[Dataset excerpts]
++++

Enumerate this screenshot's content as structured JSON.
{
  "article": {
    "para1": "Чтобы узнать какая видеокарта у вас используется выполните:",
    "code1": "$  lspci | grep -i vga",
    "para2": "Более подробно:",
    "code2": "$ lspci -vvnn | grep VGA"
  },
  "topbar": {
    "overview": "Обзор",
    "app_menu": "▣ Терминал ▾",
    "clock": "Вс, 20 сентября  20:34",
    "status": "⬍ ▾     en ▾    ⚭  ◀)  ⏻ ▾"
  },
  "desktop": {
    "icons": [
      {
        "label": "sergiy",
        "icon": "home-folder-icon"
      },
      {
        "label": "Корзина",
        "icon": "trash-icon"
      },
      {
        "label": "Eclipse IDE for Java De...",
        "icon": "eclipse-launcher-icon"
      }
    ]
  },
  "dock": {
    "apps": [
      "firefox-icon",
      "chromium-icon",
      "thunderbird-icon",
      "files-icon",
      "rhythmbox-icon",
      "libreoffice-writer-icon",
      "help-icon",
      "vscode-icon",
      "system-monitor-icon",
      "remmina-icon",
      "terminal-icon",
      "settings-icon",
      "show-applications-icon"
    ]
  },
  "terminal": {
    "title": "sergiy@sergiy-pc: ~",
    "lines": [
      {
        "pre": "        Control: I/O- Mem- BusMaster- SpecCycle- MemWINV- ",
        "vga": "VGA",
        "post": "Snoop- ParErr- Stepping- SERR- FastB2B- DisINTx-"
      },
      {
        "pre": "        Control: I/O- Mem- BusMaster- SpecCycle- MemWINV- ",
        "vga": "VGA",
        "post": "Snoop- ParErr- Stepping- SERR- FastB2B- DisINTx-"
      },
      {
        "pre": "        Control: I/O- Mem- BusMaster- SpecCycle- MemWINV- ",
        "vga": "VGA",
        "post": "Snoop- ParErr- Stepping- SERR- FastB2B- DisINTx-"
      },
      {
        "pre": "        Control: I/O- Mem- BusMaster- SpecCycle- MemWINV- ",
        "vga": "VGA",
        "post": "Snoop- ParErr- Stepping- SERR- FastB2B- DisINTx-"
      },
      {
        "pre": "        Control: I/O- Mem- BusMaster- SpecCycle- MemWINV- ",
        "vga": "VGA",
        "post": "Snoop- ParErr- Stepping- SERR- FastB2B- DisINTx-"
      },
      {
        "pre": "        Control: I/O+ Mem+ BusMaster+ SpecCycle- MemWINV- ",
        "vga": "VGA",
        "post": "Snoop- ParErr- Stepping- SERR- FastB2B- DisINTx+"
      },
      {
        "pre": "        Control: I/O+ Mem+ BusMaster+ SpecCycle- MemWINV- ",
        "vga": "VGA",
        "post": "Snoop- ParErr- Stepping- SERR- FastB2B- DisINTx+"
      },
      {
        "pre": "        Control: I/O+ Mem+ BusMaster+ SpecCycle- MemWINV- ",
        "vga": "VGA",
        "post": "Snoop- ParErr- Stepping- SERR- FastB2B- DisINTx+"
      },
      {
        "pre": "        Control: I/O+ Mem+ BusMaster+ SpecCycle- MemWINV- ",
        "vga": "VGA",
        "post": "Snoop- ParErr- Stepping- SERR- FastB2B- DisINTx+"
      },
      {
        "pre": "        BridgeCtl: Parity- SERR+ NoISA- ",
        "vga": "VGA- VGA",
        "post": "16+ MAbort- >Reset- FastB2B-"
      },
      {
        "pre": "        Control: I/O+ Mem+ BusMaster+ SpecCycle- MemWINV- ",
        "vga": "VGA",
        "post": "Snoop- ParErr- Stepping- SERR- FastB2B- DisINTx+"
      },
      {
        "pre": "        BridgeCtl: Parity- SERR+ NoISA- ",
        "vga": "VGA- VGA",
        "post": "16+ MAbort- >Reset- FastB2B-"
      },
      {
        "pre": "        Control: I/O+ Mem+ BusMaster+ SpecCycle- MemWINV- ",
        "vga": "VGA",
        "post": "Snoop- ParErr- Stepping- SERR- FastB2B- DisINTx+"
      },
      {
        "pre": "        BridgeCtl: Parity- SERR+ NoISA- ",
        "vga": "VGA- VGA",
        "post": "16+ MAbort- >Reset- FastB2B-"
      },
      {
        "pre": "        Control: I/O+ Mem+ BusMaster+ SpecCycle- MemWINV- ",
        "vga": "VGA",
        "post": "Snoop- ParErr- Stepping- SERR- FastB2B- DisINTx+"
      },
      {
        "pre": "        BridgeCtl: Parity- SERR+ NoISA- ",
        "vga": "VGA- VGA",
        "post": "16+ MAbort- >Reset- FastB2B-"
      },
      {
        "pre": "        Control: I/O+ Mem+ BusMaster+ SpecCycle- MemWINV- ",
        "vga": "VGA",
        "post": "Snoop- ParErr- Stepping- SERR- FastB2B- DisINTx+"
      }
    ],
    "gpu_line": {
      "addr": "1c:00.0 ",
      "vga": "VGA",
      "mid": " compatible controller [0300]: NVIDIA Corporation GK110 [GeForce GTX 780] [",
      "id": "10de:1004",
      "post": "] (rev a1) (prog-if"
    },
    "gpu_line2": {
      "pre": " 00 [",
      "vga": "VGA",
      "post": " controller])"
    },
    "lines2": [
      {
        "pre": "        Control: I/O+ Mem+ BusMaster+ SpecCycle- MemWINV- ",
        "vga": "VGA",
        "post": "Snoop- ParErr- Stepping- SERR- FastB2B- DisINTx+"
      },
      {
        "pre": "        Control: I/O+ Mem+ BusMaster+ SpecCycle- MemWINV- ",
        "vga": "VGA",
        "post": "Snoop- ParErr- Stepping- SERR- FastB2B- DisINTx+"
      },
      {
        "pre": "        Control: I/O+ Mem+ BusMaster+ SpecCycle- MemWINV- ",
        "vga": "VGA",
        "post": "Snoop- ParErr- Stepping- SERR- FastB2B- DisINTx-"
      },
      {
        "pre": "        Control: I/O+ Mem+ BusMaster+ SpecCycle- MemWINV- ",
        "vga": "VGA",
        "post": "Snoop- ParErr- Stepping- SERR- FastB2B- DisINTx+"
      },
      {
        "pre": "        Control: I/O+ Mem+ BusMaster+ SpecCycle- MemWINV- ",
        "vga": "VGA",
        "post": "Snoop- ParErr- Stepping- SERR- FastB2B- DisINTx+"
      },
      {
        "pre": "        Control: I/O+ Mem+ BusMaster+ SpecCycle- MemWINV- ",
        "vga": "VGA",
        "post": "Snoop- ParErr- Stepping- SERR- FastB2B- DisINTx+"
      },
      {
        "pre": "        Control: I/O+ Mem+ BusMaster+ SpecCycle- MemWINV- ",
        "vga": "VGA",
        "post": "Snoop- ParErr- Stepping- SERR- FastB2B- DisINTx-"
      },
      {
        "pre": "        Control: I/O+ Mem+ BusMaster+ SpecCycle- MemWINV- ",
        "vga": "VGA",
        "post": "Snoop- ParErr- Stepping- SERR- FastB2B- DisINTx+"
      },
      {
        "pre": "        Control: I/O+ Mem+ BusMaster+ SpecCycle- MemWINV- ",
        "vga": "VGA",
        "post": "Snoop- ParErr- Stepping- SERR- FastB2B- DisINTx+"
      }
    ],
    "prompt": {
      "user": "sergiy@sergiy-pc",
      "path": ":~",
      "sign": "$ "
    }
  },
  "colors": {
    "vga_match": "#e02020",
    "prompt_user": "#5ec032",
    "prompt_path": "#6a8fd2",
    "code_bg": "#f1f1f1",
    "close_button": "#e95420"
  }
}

++++

Given task>
Give the entries again in full, exactly as they are written.

Output of the exercise>
Enumerate this screenshot's content as structured JSON.
{
  "article": {
    "para1": "Чтобы узнать какая видеокарта у вас используется выполните:",
    "code1": "$  lspci | grep -i vga",
    "para2": "Более подробно:",
    "code2": "$ lspci -vvnn | grep VGA"
  },
  "topbar": {
    "overview": "Обзор",
    "app_menu": "▣ Терминал ▾",
    "clock": "Вс, 20 сентября  20:34",
    "status": "⬍ ▾     en ▾    ⚭  ◀)  ⏻ ▾"
  },
  "desktop": {
    "icons": [
      {
        "label": "sergiy",
        "icon": "home-folder-icon"
      },
      {
        "label": "Корзина",
        "icon": "trash-icon"
      },
      {
        "label": "Eclipse IDE for Java De...",
        "icon": "eclipse-launcher-icon"
      }
    ]
  },
  "dock": {
    "apps": [
      "firefox-icon",
      "chromium-icon",
      "thunderbird-icon",
      "files-icon",
      "rhythmbox-icon",
      "libreoffice-writer-icon",
      "help-icon",
      "vscode-icon",
      "system-monitor-icon",
      "remmina-icon",
      "terminal-icon",
      "settings-icon",
      "show-applications-icon"
    ]
  },
  "terminal": {
    "title": "sergiy@sergiy-pc: ~",
    "lines": [
      {
        "pre": "        Control: I/O- Mem- BusMaster- SpecCycle- MemWINV- ",
        "vga": "VGA",
        "post": "Snoop- ParErr- Stepping- SERR- FastB2B- DisINTx-"
      },
      {
        "pre": "        Control: I/O- Mem- BusMaster- SpecCycle- MemWINV- ",
        "vga": "VGA",
        "post": "Snoop- ParErr- Stepping- SERR- FastB2B- DisINTx-"
      },
      {
        "pre": "        Control: I/O- Mem- BusMaster- SpecCycle- MemWINV- ",
        "vga": "VGA",
        "post": "Snoop- ParErr- Stepping- SERR- FastB2B- DisINTx-"
      },
      {
        "pre": "        Control: I/O- Mem- BusMaster- SpecCycle- MemWINV- ",
        "vga": "VGA",
        "post": "Snoop- ParErr- Stepping- SERR- FastB2B- DisINTx-"
      },
      {
        "pre": "        Control: I/O- Mem- BusMaster- SpecCycle- MemWINV- ",
        "vga": "VGA",
        "post": "Snoop- ParErr- Stepping- SERR- FastB2B- DisINTx-"
      },
      {
        "pre": "        Control: I/O+ Mem+ BusMaster+ SpecCycle- MemWINV- ",
        "vga": "VGA",
        "post": "Snoop- ParErr- Stepping- SERR- FastB2B- DisINTx+"
      },
      {
        "pre": "        Control: I/O+ Mem+ BusMaster+ SpecCycle- MemWINV- ",
        "vga": "VGA",
        "post": "Snoop- ParErr- Stepping- SERR- FastB2B- DisINTx+"
      },
      {
        "pre": "        Control: I/O+ Mem+ BusMaster+ SpecCycle- MemWINV- ",
        "vga": "VGA",
        "post": "Snoop- ParErr- Stepping- SERR- FastB2B- DisINTx+"
      },
      {
        "pre": "        Control: I/O+ Mem+ BusMaster+ SpecCycle- MemWINV- ",
        "vga": "VGA",
        "post": "Snoop- ParErr- Stepping- SERR- FastB2B- DisINTx+"
      },
      {
        "pre": "        BridgeCtl: Parity- SERR+ NoISA- ",
        "vga": "VGA- VGA",
        "post": "16+ MAbort- >Reset- FastB2B-"
      },
      {
        "pre": "        Control: I/O+ Mem+ BusMaster+ SpecCycle- MemWINV- ",
        "vga": "VGA",
        "post": "Snoop- ParErr- Stepping- SERR- FastB2B- DisINTx+"
      },
      {
        "pre": "        BridgeCtl: Parity- SERR+ NoISA- ",
        "vga": "VGA- VGA",
        "post": "16+ MAbort- >Reset- FastB2B-"
      },
      {
        "pre": "        Control: I/O+ Mem+ BusMaster+ SpecCycle- MemWINV- ",
        "vga": "VGA",
        "post": "Snoop- ParErr- Stepping- SERR- FastB2B- DisINTx+"
      },
      {
        "pre": "        BridgeCtl: Parity- SERR+ NoISA- ",
        "vga": "VGA- VGA",
        "post": "16+ MAbort- >Reset- FastB2B-"
      },
      {
        "pre": "        Control: I/O+ Mem+ BusMaster+ SpecCycle- MemWINV- ",
        "vga": "VGA",
        "post": "Snoop- ParErr- Stepping- SERR- FastB2B- DisINTx+"
      },
      {
        "pre": "        BridgeCtl: Parity- SERR+ NoISA- ",
        "vga": "VGA- VGA",
        "post": "16+ MAbort- >Reset- FastB2B-"
      },
      {
        "pre": "        Control: I/O+ Mem+ BusMaster+ SpecCycle- MemWINV- ",
        "vga": "VGA",
        "post": "Snoop- ParErr- Stepping- SERR- FastB2B- DisINTx+"
      }
    ],
    "gpu_line": {
      "addr": "1c:00.0 ",
      "vga": "VGA",
      "mid": " compatible controller [0300]: NVIDIA Corporation GK110 [GeForce GTX 780] [",
      "id": "10de:1004",
      "post": "] (rev a1) (prog-if"
    },
    "gpu_line2": {
      "pre": " 00 [",
      "vga": "VGA",
      "post": " controller])"
    },
    "lines2": [
      {
        "pre": "        Control: I/O+ Mem+ BusMaster+ SpecCycle- MemWINV- ",
        "vga": "VGA",
        "post": "Snoop- ParErr- Stepping- SERR- FastB2B- DisINTx+"
      },
      {
        "pre": "        Control: I/O+ Mem+ BusMaster+ SpecCycle- MemWINV- ",
        "vga": "VGA",
        "post": "Snoop- ParErr- Stepping- SERR- FastB2B- DisINTx+"
      },
      {
        "pre": "        Control: I/O+ Mem+ BusMaster+ SpecCycle- MemWINV- ",
        "vga": "VGA",
        "post": "Snoop- ParErr- Stepping- SERR- FastB2B- DisINTx-"
      },
      {
        "pre": "        Control: I/O+ Mem+ BusMaster+ SpecCycle- MemWINV- ",
        "vga": "VGA",
        "post": "Snoop- ParErr- Stepping- SERR- FastB2B- DisINTx+"
      },
      {
        "pre": "        Control: I/O+ Mem+ BusMaster+ SpecCycle- MemWINV- ",
        "vga": "VGA",
        "post": "Snoop- ParErr- Stepping- SERR- FastB2B- DisINTx+"
      },
      {
        "pre": "        Control: I/O+ Mem+ BusMaster+ SpecCycle- MemWINV- ",
        "vga": "VGA",
        "post": "Snoop- ParErr- Stepping- SERR- FastB2B- DisINTx+"
      },
      {
        "pre": "        Control: I/O+ Mem+ BusMaster+ SpecCycle- MemWINV- ",
        "vga": "VGA",
        "post": "Snoop- ParErr- Stepping- SERR- FastB2B- DisINTx-"
      },
      {
        "pre": "        Control: I/O+ Mem+ BusMaster+ SpecCycle- MemWINV- ",
        "vga": "VGA",
        "post": "Snoop- ParErr- Stepping- SERR- FastB2B- DisINTx+"
      },
      {
        "pre": "        Control: I/O+ Mem+ BusMaster+ SpecCycle- MemWINV- ",
        "vga": "VGA",
        "post": "Snoop- ParErr- Stepping- SERR- FastB2B- DisINTx+"
      }
    ],
    "prompt": {
      "user": "sergiy@sergiy-pc",
      "path": ":~",
      "sign": "$ "
    }
  },
  "colors": {
    "vga_match": "#e02020",
    "prompt_user": "#5ec032",
    "prompt_path": "#6a8fd2",
    "code_bg": "#f1f1f1",
    "close_button": "#e95420"
  }
}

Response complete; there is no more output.